** start of DATA IN THIS EXERCISE **

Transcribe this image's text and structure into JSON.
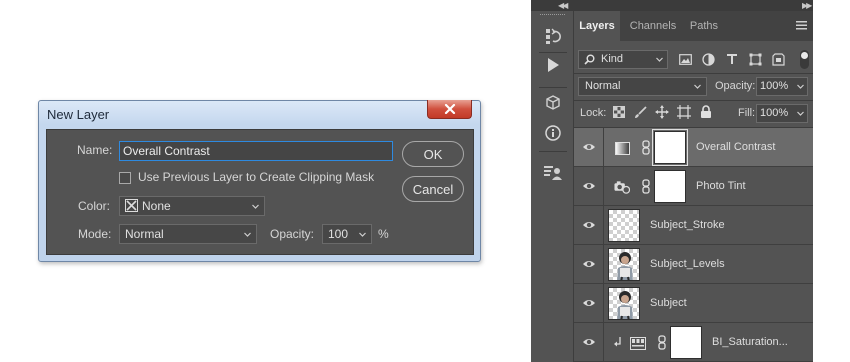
{
  "dialog": {
    "title": "New Layer",
    "close_icon": "close-icon",
    "name_label": "Name:",
    "name_value": "Overall Contrast",
    "clipping_checkbox_label": "Use Previous Layer to Create Clipping Mask",
    "clipping_checked": false,
    "color_label": "Color:",
    "color_value": "None",
    "mode_label": "Mode:",
    "mode_value": "Normal",
    "opacity_label": "Opacity:",
    "opacity_value": "100",
    "opacity_unit": "%",
    "ok_label": "OK",
    "cancel_label": "Cancel"
  },
  "panel": {
    "tabs": [
      {
        "label": "Layers",
        "active": true
      },
      {
        "label": "Channels",
        "active": false
      },
      {
        "label": "Paths",
        "active": false
      }
    ],
    "filter_kind": "Kind",
    "blend_mode": "Normal",
    "opacity_label": "Opacity:",
    "opacity_value": "100%",
    "lock_label": "Lock:",
    "fill_label": "Fill:",
    "fill_value": "100%",
    "layers": [
      {
        "name": "Overall Contrast",
        "selected": true,
        "type": "gradient-fill-adjustment"
      },
      {
        "name": "Photo Tint",
        "selected": false,
        "type": "photo-filter-adjustment"
      },
      {
        "name": "Subject_Stroke",
        "selected": false,
        "type": "pixel-transparent"
      },
      {
        "name": "Subject_Levels",
        "selected": false,
        "type": "pixel-subject"
      },
      {
        "name": "Subject",
        "selected": false,
        "type": "pixel-subject"
      },
      {
        "name": "BI_Saturation...",
        "selected": false,
        "type": "hue-saturation-adjustment",
        "clipped": true
      }
    ]
  },
  "colors": {
    "dialog_bg": "#535353",
    "panel_bg": "#535353",
    "selected_layer": "#6b6b6b",
    "focus_blue": "#2e8ae0",
    "close_red": "#c23a27"
  }
}
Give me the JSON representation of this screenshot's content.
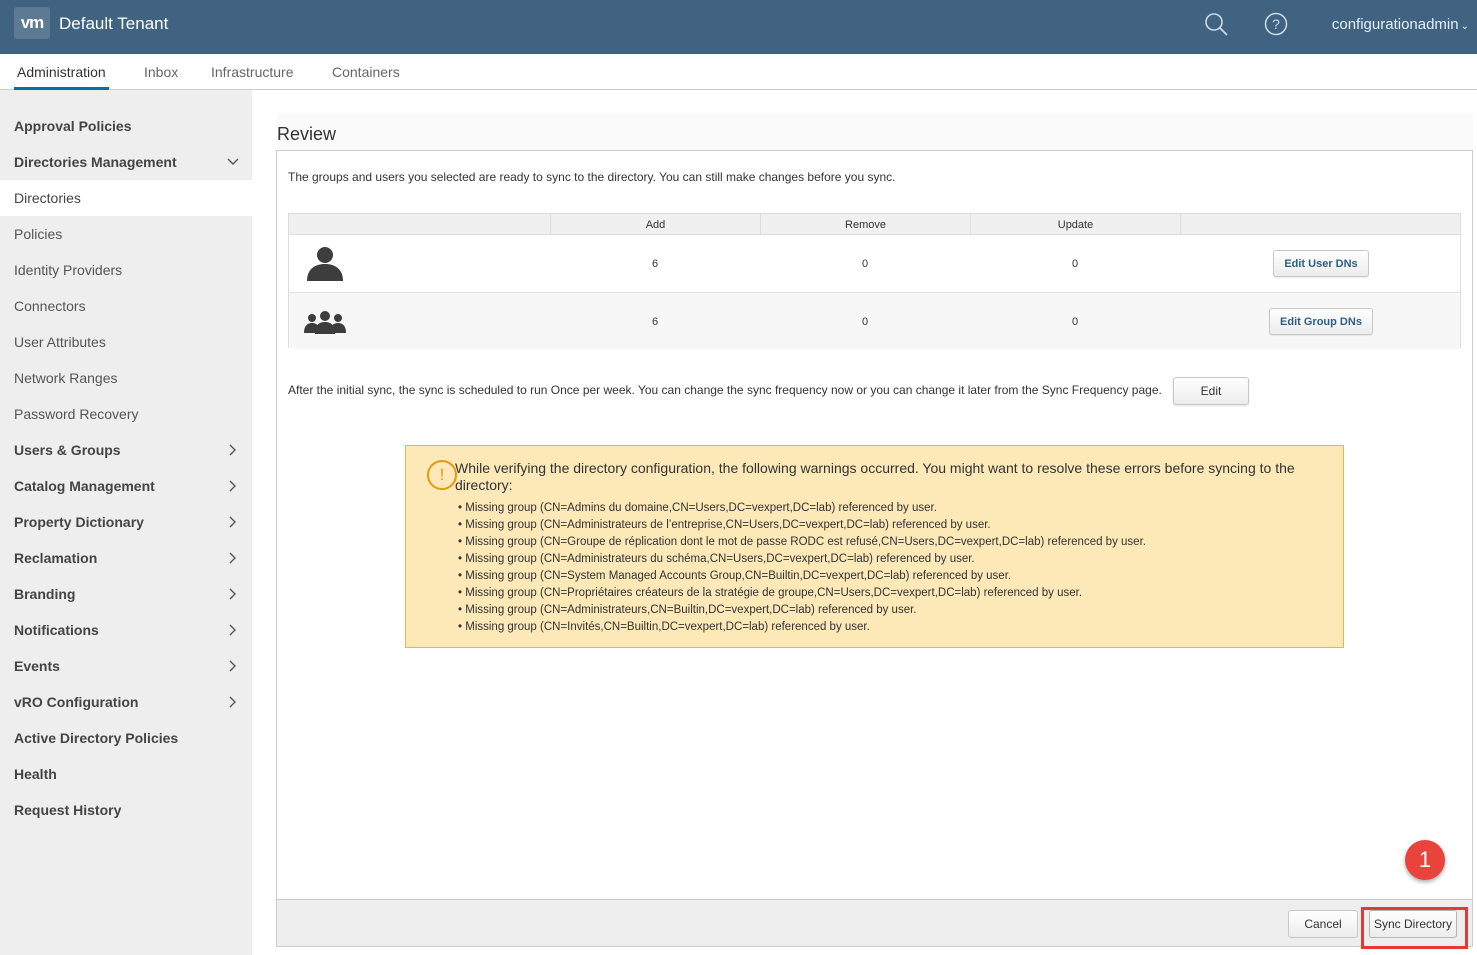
{
  "header": {
    "logo_text": "vm",
    "tenant": "Default Tenant",
    "user": "configurationadmin",
    "bg_color": "#3f6381"
  },
  "tabs": [
    {
      "label": "Administration",
      "active": true
    },
    {
      "label": "Inbox"
    },
    {
      "label": "Infrastructure"
    },
    {
      "label": "Containers"
    }
  ],
  "sidebar": {
    "items": [
      {
        "label": "Approval Policies"
      },
      {
        "label": "Directories Management",
        "expanded": true
      },
      {
        "label": "Directories",
        "selected": true
      },
      {
        "label": "Policies"
      },
      {
        "label": "Identity Providers"
      },
      {
        "label": "Connectors"
      },
      {
        "label": "User Attributes"
      },
      {
        "label": "Network Ranges"
      },
      {
        "label": "Password Recovery"
      },
      {
        "label": "Users & Groups"
      },
      {
        "label": "Catalog Management"
      },
      {
        "label": "Property Dictionary"
      },
      {
        "label": "Reclamation"
      },
      {
        "label": "Branding"
      },
      {
        "label": "Notifications"
      },
      {
        "label": "Events"
      },
      {
        "label": "vRO Configuration"
      },
      {
        "label": "Active Directory Policies"
      },
      {
        "label": "Health"
      },
      {
        "label": "Request History"
      }
    ]
  },
  "review": {
    "title": "Review",
    "intro": "The groups and users you selected are ready to sync to the directory. You can still make changes before you sync.",
    "columns": [
      "Add",
      "Remove",
      "Update"
    ],
    "rows": [
      {
        "icon": "user-icon",
        "add": "6",
        "remove": "0",
        "update": "0",
        "action": "Edit User DNs"
      },
      {
        "icon": "group-icon",
        "add": "6",
        "remove": "0",
        "update": "0",
        "action": "Edit Group DNs"
      }
    ],
    "frequency_text": "After the initial sync, the sync is scheduled to run Once per week. You can change the sync frequency now or you can change it later from the Sync Frequency page.",
    "edit_label": "Edit"
  },
  "warning": {
    "icon": "!",
    "title": "While verifying the directory configuration, the following warnings occurred. You might want to resolve these errors before syncing to the directory:",
    "items": [
      "Missing group (CN=Admins du domaine,CN=Users,DC=vexpert,DC=lab) referenced by user.",
      "Missing group (CN=Administrateurs de l’entreprise,CN=Users,DC=vexpert,DC=lab) referenced by user.",
      "Missing group (CN=Groupe de réplication dont le mot de passe RODC est refusé,CN=Users,DC=vexpert,DC=lab) referenced by user.",
      "Missing group (CN=Administrateurs du schéma,CN=Users,DC=vexpert,DC=lab) referenced by user.",
      "Missing group (CN=System Managed Accounts Group,CN=Builtin,DC=vexpert,DC=lab) referenced by user.",
      "Missing group (CN=Propriétaires créateurs de la stratégie de groupe,CN=Users,DC=vexpert,DC=lab) referenced by user.",
      "Missing group (CN=Administrateurs,CN=Builtin,DC=vexpert,DC=lab) referenced by user.",
      "Missing group (CN=Invités,CN=Builtin,DC=vexpert,DC=lab) referenced by user."
    ]
  },
  "footer": {
    "cancel_label": "Cancel",
    "sync_label": "Sync Directory"
  },
  "annotation": {
    "step": "1",
    "color": "#e8443b"
  }
}
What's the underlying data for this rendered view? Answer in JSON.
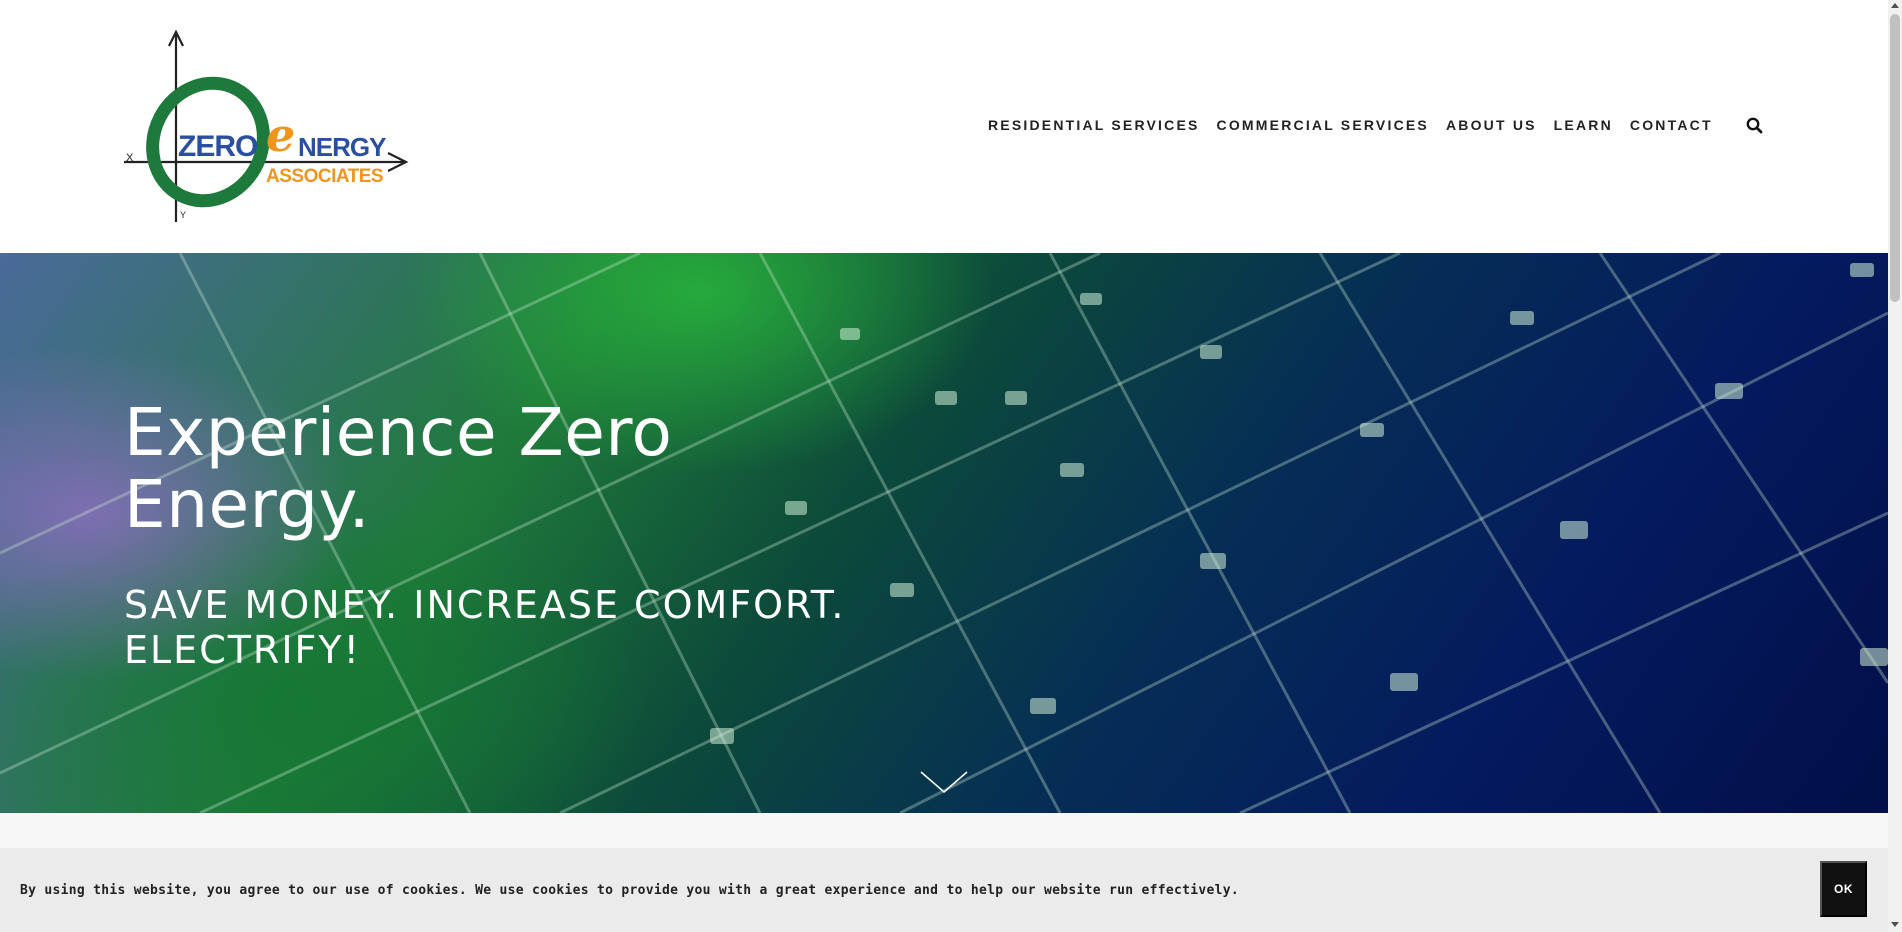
{
  "header": {
    "logo": {
      "word_zero": "ZERO",
      "letter_e": "e",
      "word_nergy": "NERGY",
      "word_associates": "ASSOCIATES",
      "axis_x": "X",
      "axis_y": "Y",
      "colors": {
        "green": "#1e7a3c",
        "blue": "#2a4ea0",
        "orange": "#f0941e"
      }
    },
    "nav": [
      {
        "label": "RESIDENTIAL SERVICES"
      },
      {
        "label": "COMMERCIAL SERVICES"
      },
      {
        "label": "ABOUT US"
      },
      {
        "label": "LEARN"
      },
      {
        "label": "CONTACT"
      }
    ],
    "search_icon": "search-icon"
  },
  "hero": {
    "title_line1": "Experience Zero",
    "title_line2": "Energy.",
    "subtitle_line1": "SAVE MONEY. INCREASE COMFORT.",
    "subtitle_line2": "ELECTRIFY!",
    "scroll_icon": "chevron-down-icon"
  },
  "cookie_banner": {
    "text": "By using this website, you agree to our use of cookies. We use cookies to provide you with a great experience and to help our website run effectively.",
    "button_label": "OK"
  }
}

** end of DATA IN THIS EXERCISE **

:: SHORT PROBLEM ::
Reproduce the listing above from the line that contains "What's the underlying" through its final line, exactly and with nothing added. Omit the images.

:: EXPECTED ANSWER ::
What's the underlying data for this rendered view? Answer in JSON.
{
  "header": {
    "logo": {
      "word_zero": "ZERO",
      "letter_e": "e",
      "word_nergy": "NERGY",
      "word_associates": "ASSOCIATES",
      "axis_x": "X",
      "axis_y": "Y",
      "colors": {
        "green": "#1e7a3c",
        "blue": "#2a4ea0",
        "orange": "#f0941e"
      }
    },
    "nav": [
      {
        "label": "RESIDENTIAL SERVICES"
      },
      {
        "label": "COMMERCIAL SERVICES"
      },
      {
        "label": "ABOUT US"
      },
      {
        "label": "LEARN"
      },
      {
        "label": "CONTACT"
      }
    ],
    "search_icon": "search-icon"
  },
  "hero": {
    "title_line1": "Experience Zero",
    "title_line2": "Energy.",
    "subtitle_line1": "SAVE MONEY. INCREASE COMFORT.",
    "subtitle_line2": "ELECTRIFY!",
    "scroll_icon": "chevron-down-icon"
  },
  "cookie_banner": {
    "text": "By using this website, you agree to our use of cookies. We use cookies to provide you with a great experience and to help our website run effectively.",
    "button_label": "OK"
  }
}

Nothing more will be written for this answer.